— BEGIN LISTING —

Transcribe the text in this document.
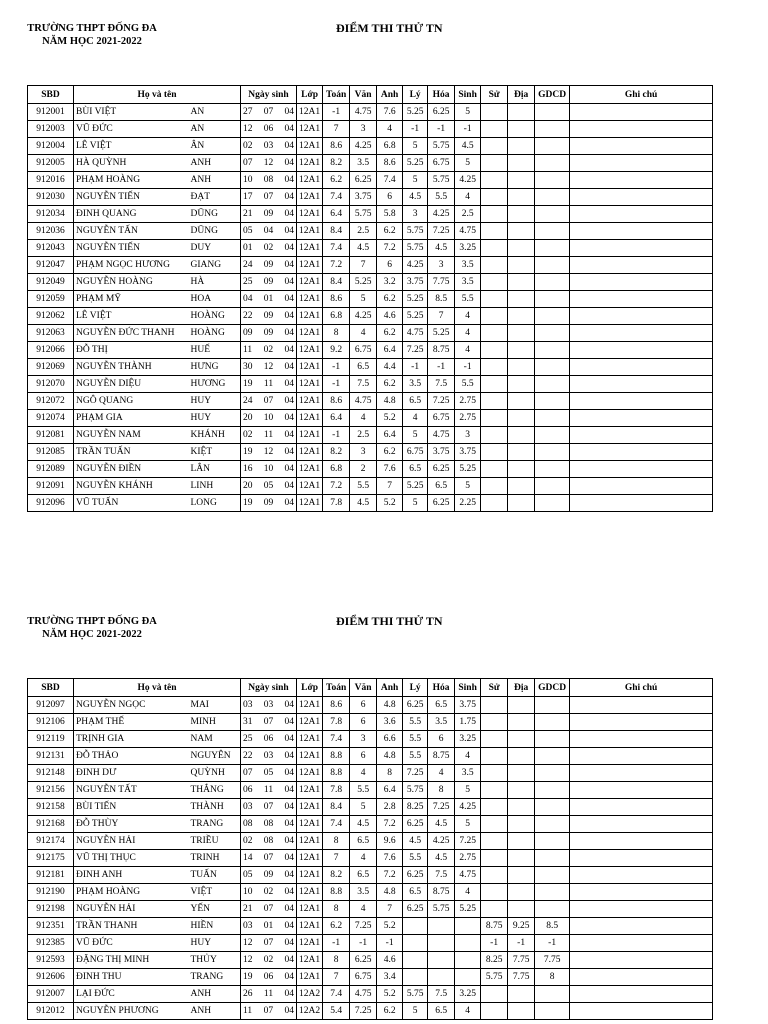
TRƯỜNG THPT ĐỐNG ĐA
NĂM HỌC 2021-2022
ĐIỂM THI THỬ TN
SBD	Họ và tên		Ngày sinh	Lớp	Toán	Văn	Anh	Lý	Hóa	Sinh	Sử	Địa	GDCD	Ghi chú
912001	BÙI VIỆT	AN	27 07 04	12A1	-1	4.75	7.6	5.25	6.25	5				
912003	VŨ ĐỨC	AN	12 06 04	12A1	7	3	4	-1	-1	-1				
912004	LÊ VIỆT	ÂN	02 03 04	12A1	8.6	4.25	6.8	5	5.75	4.5				
912005	HÀ QUỲNH	ANH	07 12 04	12A1	8.2	3.5	8.6	5.25	6.75	5				
912016	PHẠM HOÀNG	ANH	10 08 04	12A1	6.2	6.25	7.4	5	5.75	4.25				
912030	NGUYỄN TIẾN	ĐẠT	17 07 04	12A1	7.4	3.75	6	4.5	5.5	4				
912034	ĐINH QUANG	DŨNG	21 09 04	12A1	6.4	5.75	5.8	3	4.25	2.5				
912036	NGUYỄN TẤN	DŨNG	05 04 04	12A1	8.4	2.5	6.2	5.75	7.25	4.75				
912043	NGUYỄN TIẾN	DUY	01 02 04	12A1	7.4	4.5	7.2	5.75	4.5	3.25				
912047	PHẠM NGỌC HƯƠNG	GIANG	24 09 04	12A1	7.2	7	6	4.25	3	3.5				
912049	NGUYỄN HOÀNG	HÀ	25 09 04	12A1	8.4	5.25	3.2	3.75	7.75	3.5				
912059	PHẠM MỸ	HOA	04 01 04	12A1	8.6	5	6.2	5.25	8.5	5.5				
912062	LÊ VIỆT	HOÀNG	22 09 04	12A1	6.8	4.25	4.6	5.25	7	4				
912063	NGUYỄN ĐỨC THANH	HOÀNG	09 09 04	12A1	8	4	6.2	4.75	5.25	4				
912066	ĐỖ THỊ	HUẾ	11 02 04	12A1	9.2	6.75	6.4	7.25	8.75	4				
912069	NGUYỄN THÀNH	HƯNG	30 12 04	12A1	-1	6.5	4.4	-1	-1	-1				
912070	NGUYỄN DIỆU	HƯƠNG	19 11 04	12A1	-1	7.5	6.2	3.5	7.5	5.5				
912072	NGÔ QUANG	HUY	24 07 04	12A1	8.6	4.75	4.8	6.5	7.25	2.75				
912074	PHẠM GIA	HUY	20 10 04	12A1	6.4	4	5.2	4	6.75	2.75				
912081	NGUYỄN NAM	KHÁNH	02 11 04	12A1	-1	2.5	6.4	5	4.75	3				
912085	TRẦN TUẤN	KIỆT	19 12 04	12A1	8.2	3	6.2	6.75	3.75	3.75				
912089	NGUYỄN ĐIỀN	LÂN	16 10 04	12A1	6.8	2	7.6	6.5	6.25	5.25				
912091	NGUYỄN KHÁNH	LINH	20 05 04	12A1	7.2	5.5	7	5.25	6.5	5				
912096	VŨ TUẤN	LONG	19 09 04	12A1	7.8	4.5	5.2	5	6.25	2.25				
TRƯỜNG THPT ĐỐNG ĐA
NĂM HỌC 2021-2022
ĐIỂM THI THỬ TN
SBD	Họ và tên		Ngày sinh	Lớp	Toán	Văn	Anh	Lý	Hóa	Sinh	Sử	Địa	GDCD	Ghi chú
912097	NGUYỄN NGỌC	MAI	03 03 04	12A1	8.6	6	4.8	6.25	6.5	3.75				
912106	PHẠM THẾ	MINH	31 07 04	12A1	7.8	6	3.6	5.5	3.5	1.75				
912119	TRỊNH GIA	NAM	25 06 04	12A1	7.4	3	6.6	5.5	6	3.25				
912131	ĐỖ THẢO	NGUYÊN	22 03 04	12A1	8.8	6	4.8	5.5	8.75	4				
912148	ĐINH DƯ	QUỲNH	07 05 04	12A1	8.8	4	8	7.25	4	3.5				
912156	NGUYỄN TẤT	THẮNG	06 11 04	12A1	7.8	5.5	6.4	5.75	8	5				
912158	BÙI TIẾN	THÀNH	03 07 04	12A1	8.4	5	2.8	8.25	7.25	4.25				
912168	ĐỖ THÙY	TRANG	08 08 04	12A1	7.4	4.5	7.2	6.25	4.5	5				
912174	NGUYỄN HẢI	TRIỀU	02 08 04	12A1	8	6.5	9.6	4.5	4.25	7.25				
912175	VŨ THỊ THỤC	TRINH	14 07 04	12A1	7	4	7.6	5.5	4.5	2.75				
912181	ĐINH ANH	TUẤN	05 09 04	12A1	8.2	6.5	7.2	6.25	7.5	4.75				
912190	PHẠM HOÀNG	VIỆT	10 02 04	12A1	8.8	3.5	4.8	6.5	8.75	4				
912198	NGUYỄN HẢI	YẾN	21 07 04	12A1	8	4	7	6.25	5.75	5.25				
912351	TRẦN THANH	HIỀN	03 01 04	12A1	6.2	7.25	5.2				8.75	9.25	8.5	
912385	VŨ ĐỨC	HUY	12 07 04	12A1	-1	-1	-1				-1	-1	-1	
912593	ĐẶNG THỊ MINH	THỦY	12 02 04	12A1	8	6.25	4.6				8.25	7.75	7.75	
912606	ĐINH THU	TRANG	19 06 04	12A1	7	6.75	3.4				5.75	7.75	8	
912007	LẠI ĐỨC	ANH	26 11 04	12A2	7.4	4.75	5.2	5.75	7.5	3.25				
912012	NGUYỄN PHƯƠNG	ANH	11 07 04	12A2	5.4	7.25	6.2	5	6.5	4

— END LISTING —

Make a verbatim copy of all the entries and strip out the pictures.

**EXERCISE RESPONSE:**
Transcribe the text in this document.
TRƯỜNG THPT ĐỐNG ĐA
NĂM HỌC 2021-2022
ĐIỂM THI THỬ TN
SBD	Họ và tên		Ngày sinh	Lớp	Toán	Văn	Anh	Lý	Hóa	Sinh	Sử	Địa	GDCD	Ghi chú
912001	BÙI VIỆT	AN	27 07 04	12A1	-1	4.75	7.6	5.25	6.25	5				
912003	VŨ ĐỨC	AN	12 06 04	12A1	7	3	4	-1	-1	-1				
912004	LÊ VIỆT	ÂN	02 03 04	12A1	8.6	4.25	6.8	5	5.75	4.5				
912005	HÀ QUỲNH	ANH	07 12 04	12A1	8.2	3.5	8.6	5.25	6.75	5				
912016	PHẠM HOÀNG	ANH	10 08 04	12A1	6.2	6.25	7.4	5	5.75	4.25				
912030	NGUYỄN TIẾN	ĐẠT	17 07 04	12A1	7.4	3.75	6	4.5	5.5	4				
912034	ĐINH QUANG	DŨNG	21 09 04	12A1	6.4	5.75	5.8	3	4.25	2.5				
912036	NGUYỄN TẤN	DŨNG	05 04 04	12A1	8.4	2.5	6.2	5.75	7.25	4.75				
912043	NGUYỄN TIẾN	DUY	01 02 04	12A1	7.4	4.5	7.2	5.75	4.5	3.25				
912047	PHẠM NGỌC HƯƠNG	GIANG	24 09 04	12A1	7.2	7	6	4.25	3	3.5				
912049	NGUYỄN HOÀNG	HÀ	25 09 04	12A1	8.4	5.25	3.2	3.75	7.75	3.5				
912059	PHẠM MỸ	HOA	04 01 04	12A1	8.6	5	6.2	5.25	8.5	5.5				
912062	LÊ VIỆT	HOÀNG	22 09 04	12A1	6.8	4.25	4.6	5.25	7	4				
912063	NGUYỄN ĐỨC THANH	HOÀNG	09 09 04	12A1	8	4	6.2	4.75	5.25	4				
912066	ĐỖ THỊ	HUẾ	11 02 04	12A1	9.2	6.75	6.4	7.25	8.75	4				
912069	NGUYỄN THÀNH	HƯNG	30 12 04	12A1	-1	6.5	4.4	-1	-1	-1				
912070	NGUYỄN DIỆU	HƯƠNG	19 11 04	12A1	-1	7.5	6.2	3.5	7.5	5.5				
912072	NGÔ QUANG	HUY	24 07 04	12A1	8.6	4.75	4.8	6.5	7.25	2.75				
912074	PHẠM GIA	HUY	20 10 04	12A1	6.4	4	5.2	4	6.75	2.75				
912081	NGUYỄN NAM	KHÁNH	02 11 04	12A1	-1	2.5	6.4	5	4.75	3				
912085	TRẦN TUẤN	KIỆT	19 12 04	12A1	8.2	3	6.2	6.75	3.75	3.75				
912089	NGUYỄN ĐIỀN	LÂN	16 10 04	12A1	6.8	2	7.6	6.5	6.25	5.25				
912091	NGUYỄN KHÁNH	LINH	20 05 04	12A1	7.2	5.5	7	5.25	6.5	5				
912096	VŨ TUẤN	LONG	19 09 04	12A1	7.8	4.5	5.2	5	6.25	2.25				
TRƯỜNG THPT ĐỐNG ĐA
NĂM HỌC 2021-2022
ĐIỂM THI THỬ TN
SBD	Họ và tên		Ngày sinh	Lớp	Toán	Văn	Anh	Lý	Hóa	Sinh	Sử	Địa	GDCD	Ghi chú
912097	NGUYỄN NGỌC	MAI	03 03 04	12A1	8.6	6	4.8	6.25	6.5	3.75				
912106	PHẠM THẾ	MINH	31 07 04	12A1	7.8	6	3.6	5.5	3.5	1.75				
912119	TRỊNH GIA	NAM	25 06 04	12A1	7.4	3	6.6	5.5	6	3.25				
912131	ĐỖ THẢO	NGUYÊN	22 03 04	12A1	8.8	6	4.8	5.5	8.75	4				
912148	ĐINH DƯ	QUỲNH	07 05 04	12A1	8.8	4	8	7.25	4	3.5				
912156	NGUYỄN TẤT	THẮNG	06 11 04	12A1	7.8	5.5	6.4	5.75	8	5				
912158	BÙI TIẾN	THÀNH	03 07 04	12A1	8.4	5	2.8	8.25	7.25	4.25				
912168	ĐỖ THÙY	TRANG	08 08 04	12A1	7.4	4.5	7.2	6.25	4.5	5				
912174	NGUYỄN HẢI	TRIỀU	02 08 04	12A1	8	6.5	9.6	4.5	4.25	7.25				
912175	VŨ THỊ THỤC	TRINH	14 07 04	12A1	7	4	7.6	5.5	4.5	2.75				
912181	ĐINH ANH	TUẤN	05 09 04	12A1	8.2	6.5	7.2	6.25	7.5	4.75				
912190	PHẠM HOÀNG	VIỆT	10 02 04	12A1	8.8	3.5	4.8	6.5	8.75	4				
912198	NGUYỄN HẢI	YẾN	21 07 04	12A1	8	4	7	6.25	5.75	5.25				
912351	TRẦN THANH	HIỀN	03 01 04	12A1	6.2	7.25	5.2				8.75	9.25	8.5	
912385	VŨ ĐỨC	HUY	12 07 04	12A1	-1	-1	-1				-1	-1	-1	
912593	ĐẶNG THỊ MINH	THỦY	12 02 04	12A1	8	6.25	4.6				8.25	7.75	7.75	
912606	ĐINH THU	TRANG	19 06 04	12A1	7	6.75	3.4				5.75	7.75	8	
912007	LẠI ĐỨC	ANH	26 11 04	12A2	7.4	4.75	5.2	5.75	7.5	3.25				
912012	NGUYỄN PHƯƠNG	ANH	11 07 04	12A2	5.4	7.25	6.2	5	6.5	4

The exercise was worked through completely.